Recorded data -
···

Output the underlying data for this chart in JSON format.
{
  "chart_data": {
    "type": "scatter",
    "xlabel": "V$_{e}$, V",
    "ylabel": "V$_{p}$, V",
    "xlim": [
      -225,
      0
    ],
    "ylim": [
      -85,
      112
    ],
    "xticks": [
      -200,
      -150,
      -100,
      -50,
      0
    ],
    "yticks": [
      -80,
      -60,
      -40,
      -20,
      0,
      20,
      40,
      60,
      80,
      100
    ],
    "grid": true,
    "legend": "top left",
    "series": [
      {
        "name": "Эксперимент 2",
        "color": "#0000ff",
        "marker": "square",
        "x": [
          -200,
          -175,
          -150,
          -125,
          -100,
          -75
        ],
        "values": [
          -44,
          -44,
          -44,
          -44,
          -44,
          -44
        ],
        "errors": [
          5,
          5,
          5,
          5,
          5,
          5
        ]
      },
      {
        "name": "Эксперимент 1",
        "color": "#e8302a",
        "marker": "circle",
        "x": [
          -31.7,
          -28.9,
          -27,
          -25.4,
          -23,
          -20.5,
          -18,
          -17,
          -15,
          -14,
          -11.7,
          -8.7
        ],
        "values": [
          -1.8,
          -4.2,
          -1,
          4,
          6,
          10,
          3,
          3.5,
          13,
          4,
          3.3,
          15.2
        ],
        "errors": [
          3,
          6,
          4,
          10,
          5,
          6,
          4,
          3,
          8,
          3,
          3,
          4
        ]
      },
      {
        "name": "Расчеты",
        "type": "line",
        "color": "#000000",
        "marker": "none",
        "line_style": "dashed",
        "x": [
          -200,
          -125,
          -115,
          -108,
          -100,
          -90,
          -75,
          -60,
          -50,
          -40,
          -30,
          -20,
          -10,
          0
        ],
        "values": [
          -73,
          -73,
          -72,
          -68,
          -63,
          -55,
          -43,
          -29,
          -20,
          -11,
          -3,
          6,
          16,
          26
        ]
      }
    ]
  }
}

···

What needs to be done -
Transcribe the entire listing above precisely.

Response below -
Output the underlying data for this chart in JSON format.
{
  "chart_data": {
    "type": "scatter",
    "xlabel": "V$_{e}$, V",
    "ylabel": "V$_{p}$, V",
    "xlim": [
      -225,
      0
    ],
    "ylim": [
      -85,
      112
    ],
    "xticks": [
      -200,
      -150,
      -100,
      -50,
      0
    ],
    "yticks": [
      -80,
      -60,
      -40,
      -20,
      0,
      20,
      40,
      60,
      80,
      100
    ],
    "grid": true,
    "legend": "top left",
    "series": [
      {
        "name": "Эксперимент 2",
        "color": "#0000ff",
        "marker": "square",
        "x": [
          -200,
          -175,
          -150,
          -125,
          -100,
          -75
        ],
        "values": [
          -44,
          -44,
          -44,
          -44,
          -44,
          -44
        ],
        "errors": [
          5,
          5,
          5,
          5,
          5,
          5
        ]
      },
      {
        "name": "Эксперимент 1",
        "color": "#e8302a",
        "marker": "circle",
        "x": [
          -31.7,
          -28.9,
          -27,
          -25.4,
          -23,
          -20.5,
          -18,
          -17,
          -15,
          -14,
          -11.7,
          -8.7
        ],
        "values": [
          -1.8,
          -4.2,
          -1,
          4,
          6,
          10,
          3,
          3.5,
          13,
          4,
          3.3,
          15.2
        ],
        "errors": [
          3,
          6,
          4,
          10,
          5,
          6,
          4,
          3,
          8,
          3,
          3,
          4
        ]
      },
      {
        "name": "Расчеты",
        "type": "line",
        "color": "#000000",
        "marker": "none",
        "line_style": "dashed",
        "x": [
          -200,
          -125,
          -115,
          -108,
          -100,
          -90,
          -75,
          -60,
          -50,
          -40,
          -30,
          -20,
          -10,
          0
        ],
        "values": [
          -73,
          -73,
          -72,
          -68,
          -63,
          -55,
          -43,
          -29,
          -20,
          -11,
          -3,
          6,
          16,
          26
        ]
      }
    ]
  }
}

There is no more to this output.